**Exercise requirements**
Each line below is to be written out in full, exactly as shown.

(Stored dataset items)

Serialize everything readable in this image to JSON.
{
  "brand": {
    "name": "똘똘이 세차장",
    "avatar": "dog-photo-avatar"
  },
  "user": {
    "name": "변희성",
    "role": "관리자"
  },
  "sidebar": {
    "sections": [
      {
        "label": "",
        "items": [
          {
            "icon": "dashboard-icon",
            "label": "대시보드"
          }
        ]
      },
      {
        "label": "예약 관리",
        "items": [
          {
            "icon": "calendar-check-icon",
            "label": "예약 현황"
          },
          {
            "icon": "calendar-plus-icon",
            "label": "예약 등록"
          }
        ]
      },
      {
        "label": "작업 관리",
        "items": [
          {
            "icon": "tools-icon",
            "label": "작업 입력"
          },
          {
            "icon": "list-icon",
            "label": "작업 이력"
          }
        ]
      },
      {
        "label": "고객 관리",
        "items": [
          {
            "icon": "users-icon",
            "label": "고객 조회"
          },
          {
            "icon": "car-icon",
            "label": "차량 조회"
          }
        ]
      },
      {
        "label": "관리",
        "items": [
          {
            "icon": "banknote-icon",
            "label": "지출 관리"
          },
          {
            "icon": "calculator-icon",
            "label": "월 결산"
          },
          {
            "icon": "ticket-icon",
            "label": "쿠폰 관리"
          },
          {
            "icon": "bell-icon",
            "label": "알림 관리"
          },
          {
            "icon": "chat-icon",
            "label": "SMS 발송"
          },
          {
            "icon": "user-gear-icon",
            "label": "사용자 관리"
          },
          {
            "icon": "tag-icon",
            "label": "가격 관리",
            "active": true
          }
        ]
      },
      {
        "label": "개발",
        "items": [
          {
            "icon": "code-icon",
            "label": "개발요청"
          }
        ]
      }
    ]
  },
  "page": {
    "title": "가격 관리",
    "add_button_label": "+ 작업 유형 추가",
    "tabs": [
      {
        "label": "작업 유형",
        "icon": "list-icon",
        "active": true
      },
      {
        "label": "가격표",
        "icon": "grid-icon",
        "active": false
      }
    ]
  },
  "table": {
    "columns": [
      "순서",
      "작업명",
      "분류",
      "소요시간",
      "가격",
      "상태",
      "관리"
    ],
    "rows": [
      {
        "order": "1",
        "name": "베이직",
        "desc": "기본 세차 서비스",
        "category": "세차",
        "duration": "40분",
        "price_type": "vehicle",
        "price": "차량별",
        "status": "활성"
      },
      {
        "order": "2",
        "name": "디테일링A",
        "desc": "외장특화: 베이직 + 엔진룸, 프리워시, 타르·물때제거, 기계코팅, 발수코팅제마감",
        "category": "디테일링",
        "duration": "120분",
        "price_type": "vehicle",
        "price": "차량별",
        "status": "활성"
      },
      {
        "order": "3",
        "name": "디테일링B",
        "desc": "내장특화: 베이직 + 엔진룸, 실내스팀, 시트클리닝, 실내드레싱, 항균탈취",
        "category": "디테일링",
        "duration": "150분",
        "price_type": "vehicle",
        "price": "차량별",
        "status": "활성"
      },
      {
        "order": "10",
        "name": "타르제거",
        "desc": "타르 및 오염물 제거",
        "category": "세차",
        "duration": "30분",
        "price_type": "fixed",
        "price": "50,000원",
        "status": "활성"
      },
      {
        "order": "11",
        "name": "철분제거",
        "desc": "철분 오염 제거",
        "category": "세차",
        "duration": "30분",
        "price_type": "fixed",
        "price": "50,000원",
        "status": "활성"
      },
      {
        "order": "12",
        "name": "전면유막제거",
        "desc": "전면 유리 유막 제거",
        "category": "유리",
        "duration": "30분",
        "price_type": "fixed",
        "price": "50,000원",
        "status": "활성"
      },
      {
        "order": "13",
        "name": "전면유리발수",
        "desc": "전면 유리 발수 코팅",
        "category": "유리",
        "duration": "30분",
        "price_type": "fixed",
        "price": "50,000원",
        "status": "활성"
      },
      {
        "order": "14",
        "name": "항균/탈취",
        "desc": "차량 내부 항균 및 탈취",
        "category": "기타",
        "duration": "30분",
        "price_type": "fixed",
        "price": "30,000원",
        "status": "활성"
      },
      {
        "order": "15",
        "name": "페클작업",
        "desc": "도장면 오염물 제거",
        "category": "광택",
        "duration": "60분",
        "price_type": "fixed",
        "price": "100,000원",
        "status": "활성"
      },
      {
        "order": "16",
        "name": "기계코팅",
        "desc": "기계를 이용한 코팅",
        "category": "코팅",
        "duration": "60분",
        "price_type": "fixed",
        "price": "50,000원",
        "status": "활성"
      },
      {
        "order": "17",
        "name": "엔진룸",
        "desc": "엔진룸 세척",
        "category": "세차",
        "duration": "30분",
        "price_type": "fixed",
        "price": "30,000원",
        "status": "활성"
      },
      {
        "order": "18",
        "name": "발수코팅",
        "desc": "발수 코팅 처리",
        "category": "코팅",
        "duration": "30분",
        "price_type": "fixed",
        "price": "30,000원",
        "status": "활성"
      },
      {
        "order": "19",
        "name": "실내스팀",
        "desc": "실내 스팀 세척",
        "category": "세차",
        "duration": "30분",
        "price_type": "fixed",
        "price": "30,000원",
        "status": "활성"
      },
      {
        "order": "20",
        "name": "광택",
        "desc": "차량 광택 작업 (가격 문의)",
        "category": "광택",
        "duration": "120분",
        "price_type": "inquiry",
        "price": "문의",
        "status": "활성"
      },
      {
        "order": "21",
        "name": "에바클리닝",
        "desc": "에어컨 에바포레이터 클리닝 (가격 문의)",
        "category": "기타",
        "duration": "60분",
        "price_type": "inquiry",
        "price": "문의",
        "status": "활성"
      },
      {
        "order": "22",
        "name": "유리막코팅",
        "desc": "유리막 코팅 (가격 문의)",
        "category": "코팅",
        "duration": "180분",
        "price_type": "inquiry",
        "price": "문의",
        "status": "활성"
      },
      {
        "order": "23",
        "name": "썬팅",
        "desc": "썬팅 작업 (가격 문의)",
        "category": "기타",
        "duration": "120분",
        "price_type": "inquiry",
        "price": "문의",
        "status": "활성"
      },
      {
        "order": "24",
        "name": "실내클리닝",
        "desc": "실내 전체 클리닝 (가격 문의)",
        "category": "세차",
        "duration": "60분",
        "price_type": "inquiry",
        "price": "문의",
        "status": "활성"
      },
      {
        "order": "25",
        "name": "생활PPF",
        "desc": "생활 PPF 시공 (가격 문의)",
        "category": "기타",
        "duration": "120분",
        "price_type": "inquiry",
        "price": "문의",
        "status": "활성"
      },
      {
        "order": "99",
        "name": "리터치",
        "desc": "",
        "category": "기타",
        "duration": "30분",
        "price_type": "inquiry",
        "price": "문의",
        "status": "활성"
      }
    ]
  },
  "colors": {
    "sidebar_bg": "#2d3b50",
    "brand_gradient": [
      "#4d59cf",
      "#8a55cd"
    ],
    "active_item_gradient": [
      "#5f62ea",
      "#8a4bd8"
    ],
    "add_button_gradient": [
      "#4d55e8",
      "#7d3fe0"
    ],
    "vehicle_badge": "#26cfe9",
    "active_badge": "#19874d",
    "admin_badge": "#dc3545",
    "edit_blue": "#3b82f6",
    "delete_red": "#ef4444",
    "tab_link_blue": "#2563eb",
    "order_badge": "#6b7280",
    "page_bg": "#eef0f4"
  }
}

**Result of the task**
Serialize everything readable in this image to JSON.
{
  "brand": {
    "name": "똘똘이 세차장",
    "avatar": "dog-photo-avatar"
  },
  "user": {
    "name": "변희성",
    "role": "관리자"
  },
  "sidebar": {
    "sections": [
      {
        "label": "",
        "items": [
          {
            "icon": "dashboard-icon",
            "label": "대시보드"
          }
        ]
      },
      {
        "label": "예약 관리",
        "items": [
          {
            "icon": "calendar-check-icon",
            "label": "예약 현황"
          },
          {
            "icon": "calendar-plus-icon",
            "label": "예약 등록"
          }
        ]
      },
      {
        "label": "작업 관리",
        "items": [
          {
            "icon": "tools-icon",
            "label": "작업 입력"
          },
          {
            "icon": "list-icon",
            "label": "작업 이력"
          }
        ]
      },
      {
        "label": "고객 관리",
        "items": [
          {
            "icon": "users-icon",
            "label": "고객 조회"
          },
          {
            "icon": "car-icon",
            "label": "차량 조회"
          }
        ]
      },
      {
        "label": "관리",
        "items": [
          {
            "icon": "banknote-icon",
            "label": "지출 관리"
          },
          {
            "icon": "calculator-icon",
            "label": "월 결산"
          },
          {
            "icon": "ticket-icon",
            "label": "쿠폰 관리"
          },
          {
            "icon": "bell-icon",
            "label": "알림 관리"
          },
          {
            "icon": "chat-icon",
            "label": "SMS 발송"
          },
          {
            "icon": "user-gear-icon",
            "label": "사용자 관리"
          },
          {
            "icon": "tag-icon",
            "label": "가격 관리",
            "active": true
          }
        ]
      },
      {
        "label": "개발",
        "items": [
          {
            "icon": "code-icon",
            "label": "개발요청"
          }
        ]
      }
    ]
  },
  "page": {
    "title": "가격 관리",
    "add_button_label": "+ 작업 유형 추가",
    "tabs": [
      {
        "label": "작업 유형",
        "icon": "list-icon",
        "active": true
      },
      {
        "label": "가격표",
        "icon": "grid-icon",
        "active": false
      }
    ]
  },
  "table": {
    "columns": [
      "순서",
      "작업명",
      "분류",
      "소요시간",
      "가격",
      "상태",
      "관리"
    ],
    "rows": [
      {
        "order": "1",
        "name": "베이직",
        "desc": "기본 세차 서비스",
        "category": "세차",
        "duration": "40분",
        "price_type": "vehicle",
        "price": "차량별",
        "status": "활성"
      },
      {
        "order": "2",
        "name": "디테일링A",
        "desc": "외장특화: 베이직 + 엔진룸, 프리워시, 타르·물때제거, 기계코팅, 발수코팅제마감",
        "category": "디테일링",
        "duration": "120분",
        "price_type": "vehicle",
        "price": "차량별",
        "status": "활성"
      },
      {
        "order": "3",
        "name": "디테일링B",
        "desc": "내장특화: 베이직 + 엔진룸, 실내스팀, 시트클리닝, 실내드레싱, 항균탈취",
        "category": "디테일링",
        "duration": "150분",
        "price_type": "vehicle",
        "price": "차량별",
        "status": "활성"
      },
      {
        "order": "10",
        "name": "타르제거",
        "desc": "타르 및 오염물 제거",
        "category": "세차",
        "duration": "30분",
        "price_type": "fixed",
        "price": "50,000원",
        "status": "활성"
      },
      {
        "order": "11",
        "name": "철분제거",
        "desc": "철분 오염 제거",
        "category": "세차",
        "duration": "30분",
        "price_type": "fixed",
        "price": "50,000원",
        "status": "활성"
      },
      {
        "order": "12",
        "name": "전면유막제거",
        "desc": "전면 유리 유막 제거",
        "category": "유리",
        "duration": "30분",
        "price_type": "fixed",
        "price": "50,000원",
        "status": "활성"
      },
      {
        "order": "13",
        "name": "전면유리발수",
        "desc": "전면 유리 발수 코팅",
        "category": "유리",
        "duration": "30분",
        "price_type": "fixed",
        "price": "50,000원",
        "status": "활성"
      },
      {
        "order": "14",
        "name": "항균/탈취",
        "desc": "차량 내부 항균 및 탈취",
        "category": "기타",
        "duration": "30분",
        "price_type": "fixed",
        "price": "30,000원",
        "status": "활성"
      },
      {
        "order": "15",
        "name": "페클작업",
        "desc": "도장면 오염물 제거",
        "category": "광택",
        "duration": "60분",
        "price_type": "fixed",
        "price": "100,000원",
        "status": "활성"
      },
      {
        "order": "16",
        "name": "기계코팅",
        "desc": "기계를 이용한 코팅",
        "category": "코팅",
        "duration": "60분",
        "price_type": "fixed",
        "price": "50,000원",
        "status": "활성"
      },
      {
        "order": "17",
        "name": "엔진룸",
        "desc": "엔진룸 세척",
        "category": "세차",
        "duration": "30분",
        "price_type": "fixed",
        "price": "30,000원",
        "status": "활성"
      },
      {
        "order": "18",
        "name": "발수코팅",
        "desc": "발수 코팅 처리",
        "category": "코팅",
        "duration": "30분",
        "price_type": "fixed",
        "price": "30,000원",
        "status": "활성"
      },
      {
        "order": "19",
        "name": "실내스팀",
        "desc": "실내 스팀 세척",
        "category": "세차",
        "duration": "30분",
        "price_type": "fixed",
        "price": "30,000원",
        "status": "활성"
      },
      {
        "order": "20",
        "name": "광택",
        "desc": "차량 광택 작업 (가격 문의)",
        "category": "광택",
        "duration": "120분",
        "price_type": "inquiry",
        "price": "문의",
        "status": "활성"
      },
      {
        "order": "21",
        "name": "에바클리닝",
        "desc": "에어컨 에바포레이터 클리닝 (가격 문의)",
        "category": "기타",
        "duration": "60분",
        "price_type": "inquiry",
        "price": "문의",
        "status": "활성"
      },
      {
        "order": "22",
        "name": "유리막코팅",
        "desc": "유리막 코팅 (가격 문의)",
        "category": "코팅",
        "duration": "180분",
        "price_type": "inquiry",
        "price": "문의",
        "status": "활성"
      },
      {
        "order": "23",
        "name": "썬팅",
        "desc": "썬팅 작업 (가격 문의)",
        "category": "기타",
        "duration": "120분",
        "price_type": "inquiry",
        "price": "문의",
        "status": "활성"
      },
      {
        "order": "24",
        "name": "실내클리닝",
        "desc": "실내 전체 클리닝 (가격 문의)",
        "category": "세차",
        "duration": "60분",
        "price_type": "inquiry",
        "price": "문의",
        "status": "활성"
      },
      {
        "order": "25",
        "name": "생활PPF",
        "desc": "생활 PPF 시공 (가격 문의)",
        "category": "기타",
        "duration": "120분",
        "price_type": "inquiry",
        "price": "문의",
        "status": "활성"
      },
      {
        "order": "99",
        "name": "리터치",
        "desc": "",
        "category": "기타",
        "duration": "30분",
        "price_type": "inquiry",
        "price": "문의",
        "status": "활성"
      }
    ]
  },
  "colors": {
    "sidebar_bg": "#2d3b50",
    "brand_gradient": [
      "#4d59cf",
      "#8a55cd"
    ],
    "active_item_gradient": [
      "#5f62ea",
      "#8a4bd8"
    ],
    "add_button_gradient": [
      "#4d55e8",
      "#7d3fe0"
    ],
    "vehicle_badge": "#26cfe9",
    "active_badge": "#19874d",
    "admin_badge": "#dc3545",
    "edit_blue": "#3b82f6",
    "delete_red": "#ef4444",
    "tab_link_blue": "#2563eb",
    "order_badge": "#6b7280",
    "page_bg": "#eef0f4"
  }
}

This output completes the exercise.